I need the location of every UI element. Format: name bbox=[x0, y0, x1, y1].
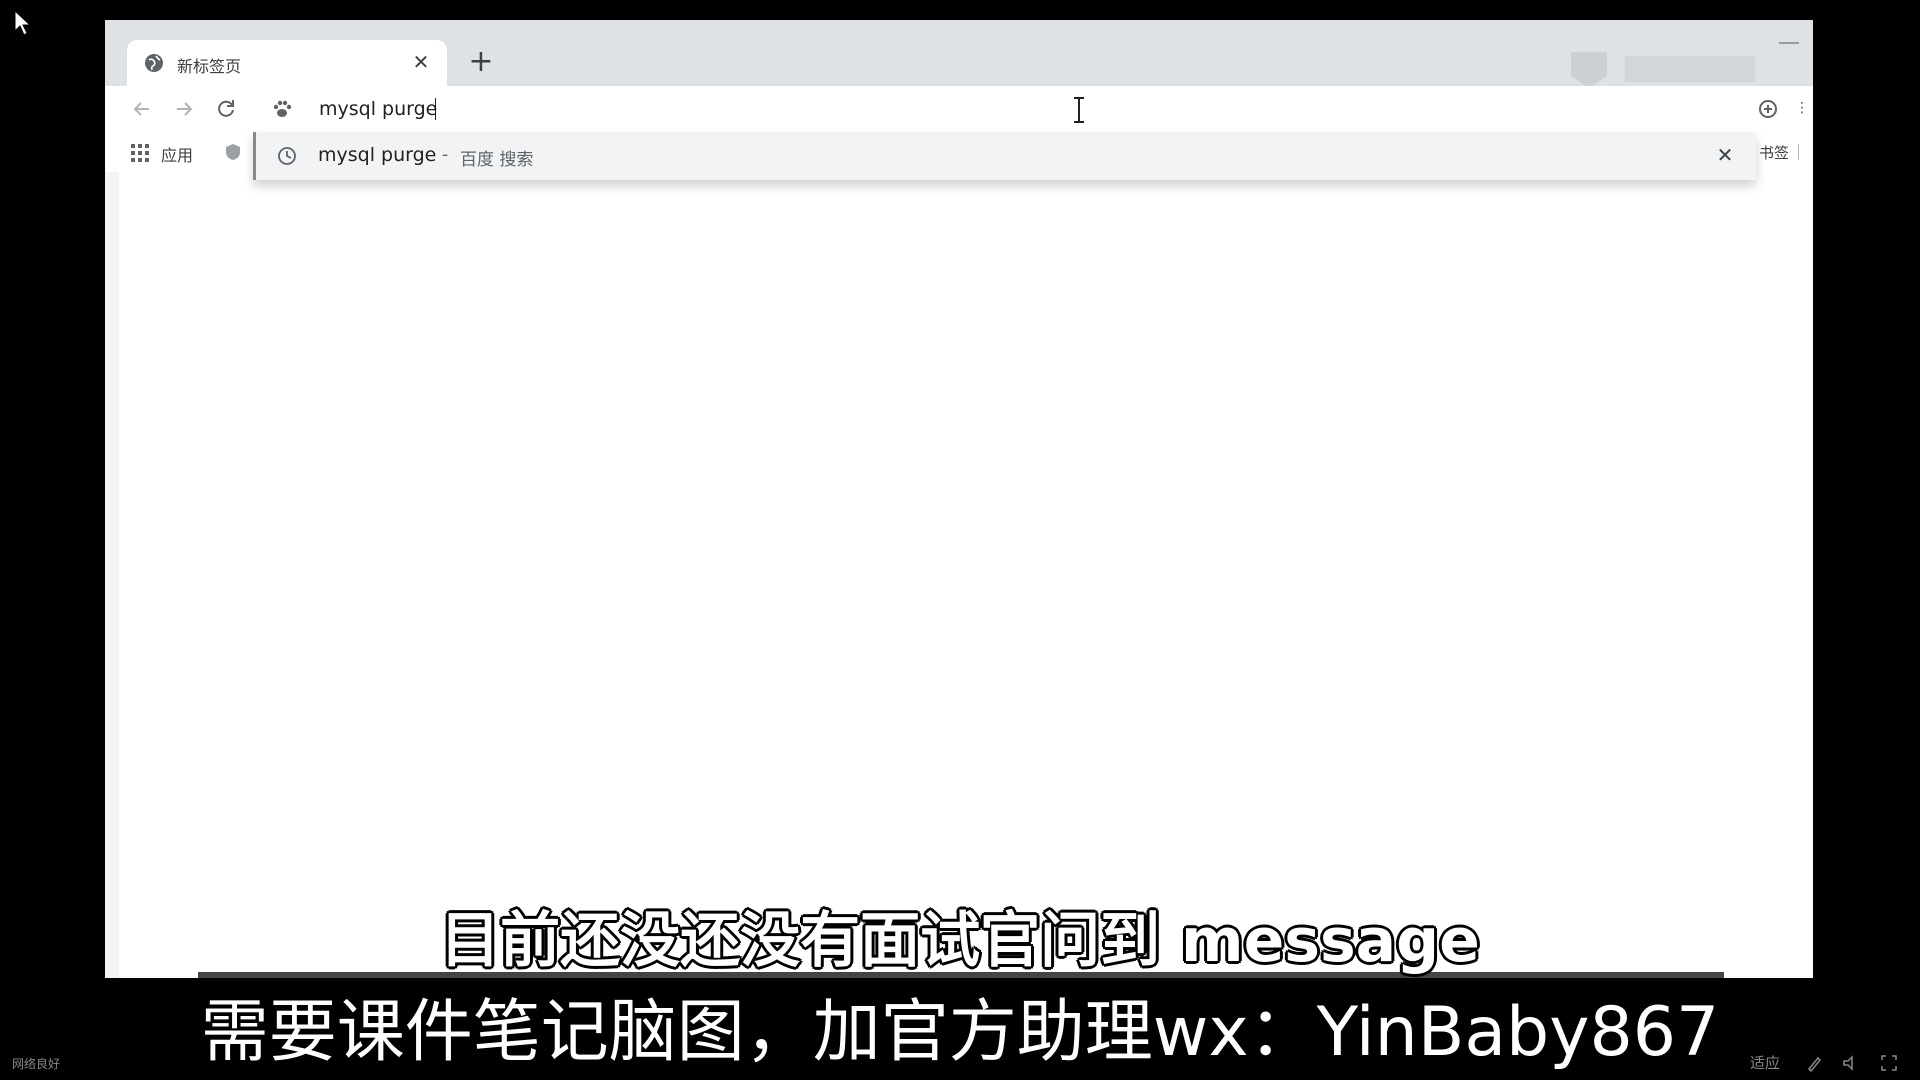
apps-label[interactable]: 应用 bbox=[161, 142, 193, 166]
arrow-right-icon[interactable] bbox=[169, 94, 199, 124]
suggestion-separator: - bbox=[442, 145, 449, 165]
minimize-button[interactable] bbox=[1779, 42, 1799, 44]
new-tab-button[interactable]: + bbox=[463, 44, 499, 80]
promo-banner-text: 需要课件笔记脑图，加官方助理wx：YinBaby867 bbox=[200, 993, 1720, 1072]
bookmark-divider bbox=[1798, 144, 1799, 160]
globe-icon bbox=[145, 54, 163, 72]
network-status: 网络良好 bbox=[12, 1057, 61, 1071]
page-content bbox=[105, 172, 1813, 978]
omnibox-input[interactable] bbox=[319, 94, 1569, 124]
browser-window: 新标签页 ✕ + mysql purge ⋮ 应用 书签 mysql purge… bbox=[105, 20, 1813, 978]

To be done:
Copy out every line from the one containing "apps-label[interactable]: 应用 bbox=[161, 142, 193, 166]" down to the end of the records, unchanged.

Reply to the exercise:
apps-label[interactable]: 应用 bbox=[161, 142, 193, 166]
arrow-right-icon[interactable] bbox=[169, 94, 199, 124]
suggestion-separator: - bbox=[442, 145, 449, 165]
minimize-button[interactable] bbox=[1779, 42, 1799, 44]
new-tab-button[interactable]: + bbox=[463, 44, 499, 80]
promo-banner-text: 需要课件笔记脑图，加官方助理wx：YinBaby867 bbox=[200, 993, 1720, 1072]
bookmark-divider bbox=[1798, 144, 1799, 160]
globe-icon bbox=[145, 54, 163, 72]
network-status: 网络良好 bbox=[12, 1057, 61, 1071]
page-content bbox=[105, 172, 1813, 978]
omnibox-input[interactable] bbox=[319, 94, 1569, 124]
browser-window: 新标签页 ✕ + mysql purge ⋮ 应用 书签 mysql purge… bbox=[105, 20, 1813, 978]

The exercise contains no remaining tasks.